§ **OBJECTIVE**
Transcribe the data in full and exactly, omitting any pictures.

§ **ENTRIES PROVIDED**
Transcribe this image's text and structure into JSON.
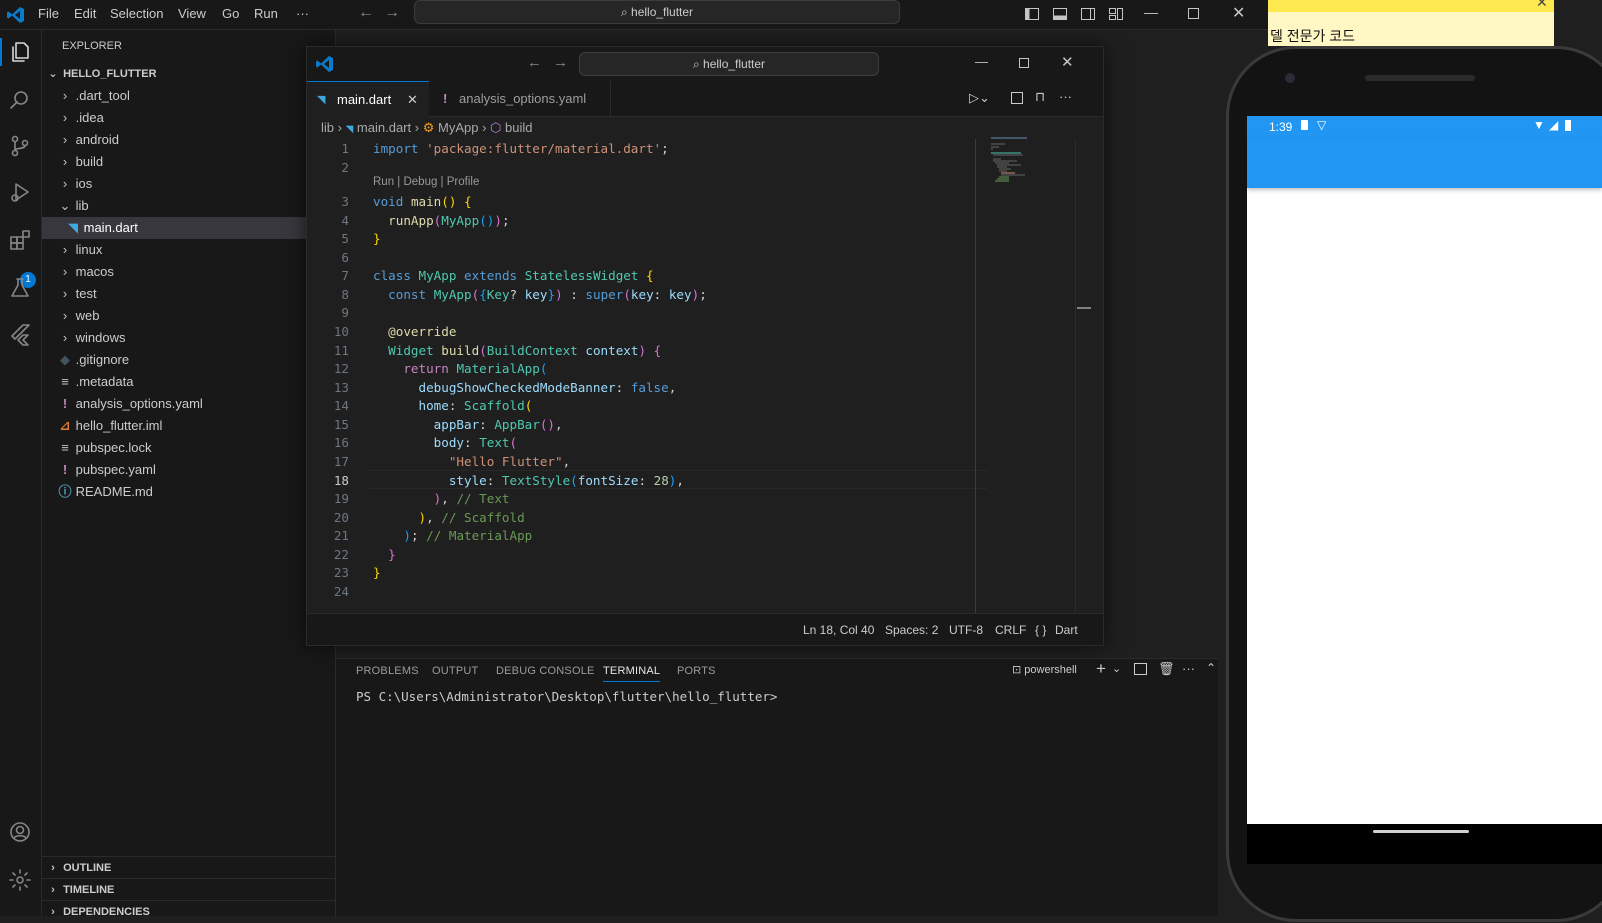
{
  "titlebar": {
    "menus": [
      "File",
      "Edit",
      "Selection",
      "View",
      "Go",
      "Run",
      "···"
    ],
    "search": "hello_flutter"
  },
  "activity_bar": {
    "icons": [
      "files-icon",
      "search-icon",
      "source-control-icon",
      "run-debug-icon",
      "extensions-icon",
      "testing-icon",
      "flutter-icon",
      "account-icon",
      "settings-gear-icon"
    ],
    "extensions_badge": "1"
  },
  "sidebar": {
    "title": "EXPLORER",
    "project": "HELLO_FLUTTER",
    "items": [
      {
        "label": ".dart_tool",
        "type": "folder"
      },
      {
        "label": ".idea",
        "type": "folder"
      },
      {
        "label": "android",
        "type": "folder"
      },
      {
        "label": "build",
        "type": "folder"
      },
      {
        "label": "ios",
        "type": "folder"
      },
      {
        "label": "lib",
        "type": "folder-open"
      },
      {
        "label": "main.dart",
        "type": "dart"
      },
      {
        "label": "linux",
        "type": "folder"
      },
      {
        "label": "macos",
        "type": "folder"
      },
      {
        "label": "test",
        "type": "folder"
      },
      {
        "label": "web",
        "type": "folder"
      },
      {
        "label": "windows",
        "type": "folder"
      },
      {
        "label": ".gitignore",
        "type": "git"
      },
      {
        "label": ".metadata",
        "type": "lines"
      },
      {
        "label": "analysis_options.yaml",
        "type": "yaml"
      },
      {
        "label": "hello_flutter.iml",
        "type": "rss"
      },
      {
        "label": "pubspec.lock",
        "type": "lines"
      },
      {
        "label": "pubspec.yaml",
        "type": "yaml"
      },
      {
        "label": "README.md",
        "type": "info"
      }
    ],
    "sections": [
      "OUTLINE",
      "TIMELINE",
      "DEPENDENCIES"
    ]
  },
  "editor": {
    "search": "hello_flutter",
    "tabs": [
      {
        "label": "main.dart",
        "close": "✕"
      },
      {
        "label": "analysis_options.yaml"
      }
    ],
    "breadcrumb": {
      "folder": "lib",
      "file": "main.dart",
      "class": "MyApp",
      "method": "build"
    },
    "codelens": "Run | Debug | Profile",
    "line_numbers": [
      "1",
      "2",
      "3",
      "4",
      "5",
      "6",
      "7",
      "8",
      "9",
      "10",
      "11",
      "12",
      "13",
      "14",
      "15",
      "16",
      "17",
      "18",
      "19",
      "20",
      "21",
      "22",
      "23",
      "24"
    ],
    "current_line": "18"
  },
  "status": {
    "position": "Ln 18, Col 40",
    "spaces": "Spaces: 2",
    "encoding": "UTF-8",
    "eol": "CRLF",
    "language": "Dart",
    "language_glyph": "{ }"
  },
  "panel": {
    "tabs": [
      "PROBLEMS",
      "OUTPUT",
      "DEBUG CONSOLE",
      "TERMINAL",
      "PORTS"
    ],
    "active_tab": "TERMINAL",
    "shell": "powershell",
    "prompt": "PS C:\\Users\\Administrator\\Desktop\\flutter\\hello_flutter>"
  },
  "sticky_note": {
    "text": "델 전문가 코드"
  },
  "phone": {
    "time": "1:39"
  },
  "colors": {
    "accent": "#0078d4",
    "flutter_blue": "#2196f3",
    "sticky": "#fff7c4"
  }
}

§ **TASK OUTPUT**
Transcribe this image's text and structure into JSON.
{
  "titlebar": {
    "menus": [
      "File",
      "Edit",
      "Selection",
      "View",
      "Go",
      "Run",
      "···"
    ],
    "search": "hello_flutter"
  },
  "activity_bar": {
    "icons": [
      "files-icon",
      "search-icon",
      "source-control-icon",
      "run-debug-icon",
      "extensions-icon",
      "testing-icon",
      "flutter-icon",
      "account-icon",
      "settings-gear-icon"
    ],
    "extensions_badge": "1"
  },
  "sidebar": {
    "title": "EXPLORER",
    "project": "HELLO_FLUTTER",
    "items": [
      {
        "label": ".dart_tool",
        "type": "folder"
      },
      {
        "label": ".idea",
        "type": "folder"
      },
      {
        "label": "android",
        "type": "folder"
      },
      {
        "label": "build",
        "type": "folder"
      },
      {
        "label": "ios",
        "type": "folder"
      },
      {
        "label": "lib",
        "type": "folder-open"
      },
      {
        "label": "main.dart",
        "type": "dart"
      },
      {
        "label": "linux",
        "type": "folder"
      },
      {
        "label": "macos",
        "type": "folder"
      },
      {
        "label": "test",
        "type": "folder"
      },
      {
        "label": "web",
        "type": "folder"
      },
      {
        "label": "windows",
        "type": "folder"
      },
      {
        "label": ".gitignore",
        "type": "git"
      },
      {
        "label": ".metadata",
        "type": "lines"
      },
      {
        "label": "analysis_options.yaml",
        "type": "yaml"
      },
      {
        "label": "hello_flutter.iml",
        "type": "rss"
      },
      {
        "label": "pubspec.lock",
        "type": "lines"
      },
      {
        "label": "pubspec.yaml",
        "type": "yaml"
      },
      {
        "label": "README.md",
        "type": "info"
      }
    ],
    "sections": [
      "OUTLINE",
      "TIMELINE",
      "DEPENDENCIES"
    ]
  },
  "editor": {
    "search": "hello_flutter",
    "tabs": [
      {
        "label": "main.dart",
        "close": "✕"
      },
      {
        "label": "analysis_options.yaml"
      }
    ],
    "breadcrumb": {
      "folder": "lib",
      "file": "main.dart",
      "class": "MyApp",
      "method": "build"
    },
    "codelens": "Run | Debug | Profile",
    "line_numbers": [
      "1",
      "2",
      "3",
      "4",
      "5",
      "6",
      "7",
      "8",
      "9",
      "10",
      "11",
      "12",
      "13",
      "14",
      "15",
      "16",
      "17",
      "18",
      "19",
      "20",
      "21",
      "22",
      "23",
      "24"
    ],
    "current_line": "18"
  },
  "status": {
    "position": "Ln 18, Col 40",
    "spaces": "Spaces: 2",
    "encoding": "UTF-8",
    "eol": "CRLF",
    "language": "Dart",
    "language_glyph": "{ }"
  },
  "panel": {
    "tabs": [
      "PROBLEMS",
      "OUTPUT",
      "DEBUG CONSOLE",
      "TERMINAL",
      "PORTS"
    ],
    "active_tab": "TERMINAL",
    "shell": "powershell",
    "prompt": "PS C:\\Users\\Administrator\\Desktop\\flutter\\hello_flutter>"
  },
  "sticky_note": {
    "text": "델 전문가 코드"
  },
  "phone": {
    "time": "1:39"
  },
  "colors": {
    "accent": "#0078d4",
    "flutter_blue": "#2196f3",
    "sticky": "#fff7c4"
  }
}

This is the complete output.